To do —
Output every entry exactly as given.

Given information —
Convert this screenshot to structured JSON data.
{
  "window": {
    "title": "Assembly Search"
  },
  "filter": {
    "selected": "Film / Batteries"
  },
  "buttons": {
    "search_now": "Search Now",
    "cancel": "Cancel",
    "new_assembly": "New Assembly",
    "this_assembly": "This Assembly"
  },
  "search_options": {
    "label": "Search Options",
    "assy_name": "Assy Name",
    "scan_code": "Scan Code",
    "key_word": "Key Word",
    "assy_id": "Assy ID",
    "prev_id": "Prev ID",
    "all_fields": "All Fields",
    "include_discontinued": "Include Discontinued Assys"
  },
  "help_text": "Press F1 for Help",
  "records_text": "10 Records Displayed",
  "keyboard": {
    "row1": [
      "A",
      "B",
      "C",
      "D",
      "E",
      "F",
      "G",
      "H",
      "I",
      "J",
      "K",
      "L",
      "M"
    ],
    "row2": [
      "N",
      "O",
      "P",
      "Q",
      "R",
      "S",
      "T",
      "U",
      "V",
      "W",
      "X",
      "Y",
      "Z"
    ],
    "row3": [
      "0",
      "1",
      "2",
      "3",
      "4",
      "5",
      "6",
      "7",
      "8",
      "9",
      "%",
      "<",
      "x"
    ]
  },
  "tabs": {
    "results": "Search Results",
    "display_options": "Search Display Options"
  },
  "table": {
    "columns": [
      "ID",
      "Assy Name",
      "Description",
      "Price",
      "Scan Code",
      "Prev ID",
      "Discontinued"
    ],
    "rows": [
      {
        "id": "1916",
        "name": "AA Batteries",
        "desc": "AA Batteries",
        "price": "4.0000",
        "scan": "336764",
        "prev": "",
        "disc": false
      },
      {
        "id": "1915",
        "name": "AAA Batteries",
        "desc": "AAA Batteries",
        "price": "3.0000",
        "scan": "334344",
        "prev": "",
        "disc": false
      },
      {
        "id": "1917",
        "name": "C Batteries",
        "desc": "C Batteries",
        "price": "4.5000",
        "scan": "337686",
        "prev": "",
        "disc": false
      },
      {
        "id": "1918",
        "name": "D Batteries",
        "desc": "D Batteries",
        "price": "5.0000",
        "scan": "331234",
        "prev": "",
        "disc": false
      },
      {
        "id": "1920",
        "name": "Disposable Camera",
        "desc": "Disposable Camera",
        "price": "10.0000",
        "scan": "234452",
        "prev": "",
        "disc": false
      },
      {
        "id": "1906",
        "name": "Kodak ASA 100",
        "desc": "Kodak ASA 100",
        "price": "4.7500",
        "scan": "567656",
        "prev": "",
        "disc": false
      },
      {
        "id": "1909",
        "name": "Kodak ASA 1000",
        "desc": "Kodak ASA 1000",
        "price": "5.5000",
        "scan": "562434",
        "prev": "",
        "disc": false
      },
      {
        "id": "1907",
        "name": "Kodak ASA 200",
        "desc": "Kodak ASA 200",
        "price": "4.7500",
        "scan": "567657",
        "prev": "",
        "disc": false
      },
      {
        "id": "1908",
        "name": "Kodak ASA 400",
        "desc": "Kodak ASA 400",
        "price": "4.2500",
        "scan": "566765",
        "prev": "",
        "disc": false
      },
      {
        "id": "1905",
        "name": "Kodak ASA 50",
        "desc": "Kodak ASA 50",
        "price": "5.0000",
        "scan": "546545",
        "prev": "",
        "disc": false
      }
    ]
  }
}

Written response —
Convert this screenshot to structured JSON data.
{
  "window": {
    "title": "Assembly Search"
  },
  "filter": {
    "selected": "Film / Batteries"
  },
  "buttons": {
    "search_now": "Search Now",
    "cancel": "Cancel",
    "new_assembly": "New Assembly",
    "this_assembly": "This Assembly"
  },
  "search_options": {
    "label": "Search Options",
    "assy_name": "Assy Name",
    "scan_code": "Scan Code",
    "key_word": "Key Word",
    "assy_id": "Assy ID",
    "prev_id": "Prev ID",
    "all_fields": "All Fields",
    "include_discontinued": "Include Discontinued Assys"
  },
  "help_text": "Press F1 for Help",
  "records_text": "10 Records Displayed",
  "keyboard": {
    "row1": [
      "A",
      "B",
      "C",
      "D",
      "E",
      "F",
      "G",
      "H",
      "I",
      "J",
      "K",
      "L",
      "M"
    ],
    "row2": [
      "N",
      "O",
      "P",
      "Q",
      "R",
      "S",
      "T",
      "U",
      "V",
      "W",
      "X",
      "Y",
      "Z"
    ],
    "row3": [
      "0",
      "1",
      "2",
      "3",
      "4",
      "5",
      "6",
      "7",
      "8",
      "9",
      "%",
      "<",
      "x"
    ]
  },
  "tabs": {
    "results": "Search Results",
    "display_options": "Search Display Options"
  },
  "table": {
    "columns": [
      "ID",
      "Assy Name",
      "Description",
      "Price",
      "Scan Code",
      "Prev ID",
      "Discontinued"
    ],
    "rows": [
      {
        "id": "1916",
        "name": "AA Batteries",
        "desc": "AA Batteries",
        "price": "4.0000",
        "scan": "336764",
        "prev": "",
        "disc": false
      },
      {
        "id": "1915",
        "name": "AAA Batteries",
        "desc": "AAA Batteries",
        "price": "3.0000",
        "scan": "334344",
        "prev": "",
        "disc": false
      },
      {
        "id": "1917",
        "name": "C Batteries",
        "desc": "C Batteries",
        "price": "4.5000",
        "scan": "337686",
        "prev": "",
        "disc": false
      },
      {
        "id": "1918",
        "name": "D Batteries",
        "desc": "D Batteries",
        "price": "5.0000",
        "scan": "331234",
        "prev": "",
        "disc": false
      },
      {
        "id": "1920",
        "name": "Disposable Camera",
        "desc": "Disposable Camera",
        "price": "10.0000",
        "scan": "234452",
        "prev": "",
        "disc": false
      },
      {
        "id": "1906",
        "name": "Kodak ASA 100",
        "desc": "Kodak ASA 100",
        "price": "4.7500",
        "scan": "567656",
        "prev": "",
        "disc": false
      },
      {
        "id": "1909",
        "name": "Kodak ASA 1000",
        "desc": "Kodak ASA 1000",
        "price": "5.5000",
        "scan": "562434",
        "prev": "",
        "disc": false
      },
      {
        "id": "1907",
        "name": "Kodak ASA 200",
        "desc": "Kodak ASA 200",
        "price": "4.7500",
        "scan": "567657",
        "prev": "",
        "disc": false
      },
      {
        "id": "1908",
        "name": "Kodak ASA 400",
        "desc": "Kodak ASA 400",
        "price": "4.2500",
        "scan": "566765",
        "prev": "",
        "disc": false
      },
      {
        "id": "1905",
        "name": "Kodak ASA 50",
        "desc": "Kodak ASA 50",
        "price": "5.0000",
        "scan": "546545",
        "prev": "",
        "disc": false
      }
    ]
  }
}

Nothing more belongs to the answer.